### Your goal
Transcribe the e-bike range text between "Your assist level has" and "60 = 12 miles.", inclusive.

### Text
Example: A 750W BBS02 with 48V 15Ah battery in hilly terrain (50% adjustment): 30 Wh/mi × 1.50 = 45 Wh/mi. Range = 720 ÷ 45 = 16 miles.

Adjustments: Weather

Weather affects range significantly, especially temperature.

Ideal temperature (60-75°F): baseline
Cold weather (32-50°F): add 15% to Wh/mi (battery less efficient, lubricants stiffer)
Very cold (under 32°F): add 30% to Wh/mi
Hot weather (85-95°F): add 5% to Wh/mi (motor cooling less effective)
Very hot (over 95°F): add 15% to Wh/mi (thermal cutoff may limit power)

Headwind (10 mph): add 15% to Wh/mi
Strong headwind (20 mph): add 35% to Wh/mi
Tailwind: subtract 10-15% from Wh/mi

Example: 750W BBS02 + 48V 15Ah battery in cold weather with 10 mph headwind: 30 × 1.15 × 1.15 = 39.7 Wh/mi. Range = 720 ÷ 39.7 = 18.1 miles.

Adjustments: Assist Level and Throttle

Your assist level has the single biggest impact on range — bigger than any other variable.

Level 1 (eco, 30% assist): subtract 40% from baseline Wh/mi
Level 2 (touring, 60% assist): baseline
Level 3 (sport, 100% assist): add 30% to baseline Wh/mi
Level 4 (turbo, 150% assist): add 70% to baseline Wh/mi
Throttle only (no pedaling): add 100-150% to baseline Wh/mi

Example: 750W BBS02 + 48V 15Ah battery, level 1 eco mode in flat terrain: 30 × 0.6 = 18 Wh/mi. Range = 720 ÷ 18 = 40 miles. Same setup at full throttle: 30 × 2.0 = 60 Wh/mi. Range = 720 ÷ 60 = 12 miles.

The difference between eco mode (40 miles) and throttle-only (12 miles) is more than 3x — your assist level matters more than your battery size.

Adjustments: Bike Weight and Tire Pressure

Heavier bikes and under-inflated tires both reduce range.

### Record set
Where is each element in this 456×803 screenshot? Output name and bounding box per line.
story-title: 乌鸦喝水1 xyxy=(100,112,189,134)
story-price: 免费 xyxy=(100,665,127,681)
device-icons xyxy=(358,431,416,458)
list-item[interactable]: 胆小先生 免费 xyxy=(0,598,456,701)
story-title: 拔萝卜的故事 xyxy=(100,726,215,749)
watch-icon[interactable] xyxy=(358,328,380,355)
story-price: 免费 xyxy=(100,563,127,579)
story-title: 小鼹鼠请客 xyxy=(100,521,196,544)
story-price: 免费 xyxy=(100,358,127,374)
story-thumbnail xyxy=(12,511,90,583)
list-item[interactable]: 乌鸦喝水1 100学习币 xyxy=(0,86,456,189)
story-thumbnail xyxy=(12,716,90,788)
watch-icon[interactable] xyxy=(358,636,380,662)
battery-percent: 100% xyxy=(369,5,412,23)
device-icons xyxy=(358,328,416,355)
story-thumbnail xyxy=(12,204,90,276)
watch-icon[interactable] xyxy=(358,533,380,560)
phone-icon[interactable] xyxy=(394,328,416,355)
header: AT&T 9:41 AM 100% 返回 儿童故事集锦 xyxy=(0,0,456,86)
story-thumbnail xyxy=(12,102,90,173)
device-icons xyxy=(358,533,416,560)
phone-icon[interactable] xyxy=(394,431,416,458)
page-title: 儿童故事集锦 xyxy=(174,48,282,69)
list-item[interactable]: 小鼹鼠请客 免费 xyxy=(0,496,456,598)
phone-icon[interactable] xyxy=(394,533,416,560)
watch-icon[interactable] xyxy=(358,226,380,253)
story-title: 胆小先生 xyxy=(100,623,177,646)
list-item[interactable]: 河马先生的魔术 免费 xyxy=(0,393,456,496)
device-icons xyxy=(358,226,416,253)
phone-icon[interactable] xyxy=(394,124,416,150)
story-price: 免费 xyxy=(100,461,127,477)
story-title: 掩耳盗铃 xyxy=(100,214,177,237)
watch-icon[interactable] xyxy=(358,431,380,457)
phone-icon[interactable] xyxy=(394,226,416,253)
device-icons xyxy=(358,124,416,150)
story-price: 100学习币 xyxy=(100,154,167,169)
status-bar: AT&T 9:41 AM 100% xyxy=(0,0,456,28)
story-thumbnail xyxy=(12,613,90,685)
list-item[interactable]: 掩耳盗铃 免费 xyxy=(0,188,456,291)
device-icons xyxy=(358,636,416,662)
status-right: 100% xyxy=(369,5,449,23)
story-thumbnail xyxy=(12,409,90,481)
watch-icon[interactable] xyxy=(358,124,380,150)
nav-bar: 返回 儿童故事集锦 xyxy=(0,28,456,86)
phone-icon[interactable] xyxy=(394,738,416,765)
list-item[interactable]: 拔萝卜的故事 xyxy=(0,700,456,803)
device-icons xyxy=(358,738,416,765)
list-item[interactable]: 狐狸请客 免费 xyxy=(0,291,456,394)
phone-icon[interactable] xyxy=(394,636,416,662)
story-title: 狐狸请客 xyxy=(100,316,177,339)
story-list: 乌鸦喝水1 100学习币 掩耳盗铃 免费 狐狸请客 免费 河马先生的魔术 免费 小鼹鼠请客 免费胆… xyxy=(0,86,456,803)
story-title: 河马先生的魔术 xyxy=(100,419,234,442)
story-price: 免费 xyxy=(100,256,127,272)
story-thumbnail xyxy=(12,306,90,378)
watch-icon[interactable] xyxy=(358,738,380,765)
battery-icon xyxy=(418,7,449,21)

### Output for this exercise
Your assist level has the single biggest impact on range — bigger than any other variable.

Level 1 (eco, 30% assist): subtract 40% from baseline Wh/mi
Level 2 (touring, 60% assist): baseline
Level 3 (sport, 100% assist): add 30% to baseline Wh/mi
Level 4 (turbo, 150% assist): add 70% to baseline Wh/mi
Throttle only (no pedaling): add 100-150% to baseline Wh/mi

Example: 750W BBS02 + 48V 15Ah battery, level 1 eco mode in flat terrain: 30 × 0.6 = 18 Wh/mi. Range = 720 ÷ 18 = 40 miles. Same setup at full throttle: 30 × 2.0 = 60 Wh/mi. Range = 720 ÷ 60 = 12 miles.